Nothing in the records may be left out or altered; reproduce them all exactly.

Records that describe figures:
— Start —
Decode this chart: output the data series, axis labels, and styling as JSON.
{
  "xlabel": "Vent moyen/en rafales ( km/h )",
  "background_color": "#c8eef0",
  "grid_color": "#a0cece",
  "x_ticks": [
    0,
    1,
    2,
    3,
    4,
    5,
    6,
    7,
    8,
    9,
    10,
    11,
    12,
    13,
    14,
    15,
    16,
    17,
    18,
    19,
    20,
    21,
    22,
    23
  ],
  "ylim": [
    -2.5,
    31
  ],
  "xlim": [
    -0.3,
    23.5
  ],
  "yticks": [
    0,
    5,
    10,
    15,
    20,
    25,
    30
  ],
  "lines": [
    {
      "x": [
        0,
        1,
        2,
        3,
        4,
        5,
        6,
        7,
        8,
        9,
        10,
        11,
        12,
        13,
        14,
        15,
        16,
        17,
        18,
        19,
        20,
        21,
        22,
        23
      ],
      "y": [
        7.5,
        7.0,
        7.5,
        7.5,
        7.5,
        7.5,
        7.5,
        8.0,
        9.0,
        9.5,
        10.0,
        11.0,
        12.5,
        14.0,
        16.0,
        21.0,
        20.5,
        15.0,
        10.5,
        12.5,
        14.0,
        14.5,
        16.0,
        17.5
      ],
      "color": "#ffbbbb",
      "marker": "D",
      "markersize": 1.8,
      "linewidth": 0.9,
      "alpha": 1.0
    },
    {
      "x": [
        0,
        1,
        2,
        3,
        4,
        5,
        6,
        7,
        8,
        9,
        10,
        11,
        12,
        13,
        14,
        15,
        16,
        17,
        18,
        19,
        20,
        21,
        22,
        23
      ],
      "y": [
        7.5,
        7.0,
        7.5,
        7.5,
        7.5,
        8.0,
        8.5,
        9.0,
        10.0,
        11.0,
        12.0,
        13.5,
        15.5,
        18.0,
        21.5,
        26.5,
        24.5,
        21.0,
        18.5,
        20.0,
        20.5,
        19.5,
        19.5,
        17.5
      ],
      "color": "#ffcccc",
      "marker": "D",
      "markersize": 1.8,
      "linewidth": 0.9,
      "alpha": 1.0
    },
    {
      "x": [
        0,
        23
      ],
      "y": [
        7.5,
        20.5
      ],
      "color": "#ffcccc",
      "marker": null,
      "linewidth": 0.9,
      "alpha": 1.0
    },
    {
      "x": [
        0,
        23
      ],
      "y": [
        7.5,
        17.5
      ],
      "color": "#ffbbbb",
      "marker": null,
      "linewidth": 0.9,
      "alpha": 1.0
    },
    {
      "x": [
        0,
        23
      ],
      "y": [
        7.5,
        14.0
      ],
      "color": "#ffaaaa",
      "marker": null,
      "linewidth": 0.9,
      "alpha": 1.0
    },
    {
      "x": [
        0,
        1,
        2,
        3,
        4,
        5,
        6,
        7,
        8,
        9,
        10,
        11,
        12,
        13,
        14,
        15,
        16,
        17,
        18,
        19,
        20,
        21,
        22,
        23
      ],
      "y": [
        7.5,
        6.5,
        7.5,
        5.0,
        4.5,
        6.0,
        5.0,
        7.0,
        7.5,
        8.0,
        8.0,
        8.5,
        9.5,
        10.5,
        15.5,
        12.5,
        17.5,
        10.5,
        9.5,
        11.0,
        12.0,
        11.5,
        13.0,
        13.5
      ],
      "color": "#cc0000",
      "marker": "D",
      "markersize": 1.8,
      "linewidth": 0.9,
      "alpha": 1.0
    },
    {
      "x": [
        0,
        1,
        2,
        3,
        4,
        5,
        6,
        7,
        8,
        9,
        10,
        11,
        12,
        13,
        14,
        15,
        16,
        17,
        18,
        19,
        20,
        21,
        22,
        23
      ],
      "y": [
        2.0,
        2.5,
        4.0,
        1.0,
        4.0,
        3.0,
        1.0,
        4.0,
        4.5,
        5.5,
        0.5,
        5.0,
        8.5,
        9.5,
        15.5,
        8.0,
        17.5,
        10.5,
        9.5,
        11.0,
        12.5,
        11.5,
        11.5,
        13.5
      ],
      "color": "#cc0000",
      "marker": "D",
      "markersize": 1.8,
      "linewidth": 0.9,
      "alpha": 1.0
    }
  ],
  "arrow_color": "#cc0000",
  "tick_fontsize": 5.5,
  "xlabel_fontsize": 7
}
— End —
EXPECTED ANSWER:
Decode this chart: output the data series, axis labels, and styling as JSON.
{
  "xlabel": "Vent moyen/en rafales ( km/h )",
  "background_color": "#c8eef0",
  "grid_color": "#a0cece",
  "x_ticks": [
    0,
    1,
    2,
    3,
    4,
    5,
    6,
    7,
    8,
    9,
    10,
    11,
    12,
    13,
    14,
    15,
    16,
    17,
    18,
    19,
    20,
    21,
    22,
    23
  ],
  "ylim": [
    -2.5,
    31
  ],
  "xlim": [
    -0.3,
    23.5
  ],
  "yticks": [
    0,
    5,
    10,
    15,
    20,
    25,
    30
  ],
  "lines": [
    {
      "x": [
        0,
        1,
        2,
        3,
        4,
        5,
        6,
        7,
        8,
        9,
        10,
        11,
        12,
        13,
        14,
        15,
        16,
        17,
        18,
        19,
        20,
        21,
        22,
        23
      ],
      "y": [
        7.5,
        7.0,
        7.5,
        7.5,
        7.5,
        7.5,
        7.5,
        8.0,
        9.0,
        9.5,
        10.0,
        11.0,
        12.5,
        14.0,
        16.0,
        21.0,
        20.5,
        15.0,
        10.5,
        12.5,
        14.0,
        14.5,
        16.0,
        17.5
      ],
      "color": "#ffbbbb",
      "marker": "D",
      "markersize": 1.8,
      "linewidth": 0.9,
      "alpha": 1.0
    },
    {
      "x": [
        0,
        1,
        2,
        3,
        4,
        5,
        6,
        7,
        8,
        9,
        10,
        11,
        12,
        13,
        14,
        15,
        16,
        17,
        18,
        19,
        20,
        21,
        22,
        23
      ],
      "y": [
        7.5,
        7.0,
        7.5,
        7.5,
        7.5,
        8.0,
        8.5,
        9.0,
        10.0,
        11.0,
        12.0,
        13.5,
        15.5,
        18.0,
        21.5,
        26.5,
        24.5,
        21.0,
        18.5,
        20.0,
        20.5,
        19.5,
        19.5,
        17.5
      ],
      "color": "#ffcccc",
      "marker": "D",
      "markersize": 1.8,
      "linewidth": 0.9,
      "alpha": 1.0
    },
    {
      "x": [
        0,
        23
      ],
      "y": [
        7.5,
        20.5
      ],
      "color": "#ffcccc",
      "marker": null,
      "linewidth": 0.9,
      "alpha": 1.0
    },
    {
      "x": [
        0,
        23
      ],
      "y": [
        7.5,
        17.5
      ],
      "color": "#ffbbbb",
      "marker": null,
      "linewidth": 0.9,
      "alpha": 1.0
    },
    {
      "x": [
        0,
        23
      ],
      "y": [
        7.5,
        14.0
      ],
      "color": "#ffaaaa",
      "marker": null,
      "linewidth": 0.9,
      "alpha": 1.0
    },
    {
      "x": [
        0,
        1,
        2,
        3,
        4,
        5,
        6,
        7,
        8,
        9,
        10,
        11,
        12,
        13,
        14,
        15,
        16,
        17,
        18,
        19,
        20,
        21,
        22,
        23
      ],
      "y": [
        7.5,
        6.5,
        7.5,
        5.0,
        4.5,
        6.0,
        5.0,
        7.0,
        7.5,
        8.0,
        8.0,
        8.5,
        9.5,
        10.5,
        15.5,
        12.5,
        17.5,
        10.5,
        9.5,
        11.0,
        12.0,
        11.5,
        13.0,
        13.5
      ],
      "color": "#cc0000",
      "marker": "D",
      "markersize": 1.8,
      "linewidth": 0.9,
      "alpha": 1.0
    },
    {
      "x": [
        0,
        1,
        2,
        3,
        4,
        5,
        6,
        7,
        8,
        9,
        10,
        11,
        12,
        13,
        14,
        15,
        16,
        17,
        18,
        19,
        20,
        21,
        22,
        23
      ],
      "y": [
        2.0,
        2.5,
        4.0,
        1.0,
        4.0,
        3.0,
        1.0,
        4.0,
        4.5,
        5.5,
        0.5,
        5.0,
        8.5,
        9.5,
        15.5,
        8.0,
        17.5,
        10.5,
        9.5,
        11.0,
        12.5,
        11.5,
        11.5,
        13.5
      ],
      "color": "#cc0000",
      "marker": "D",
      "markersize": 1.8,
      "linewidth": 0.9,
      "alpha": 1.0
    }
  ],
  "arrow_color": "#cc0000",
  "tick_fontsize": 5.5,
  "xlabel_fontsize": 7
}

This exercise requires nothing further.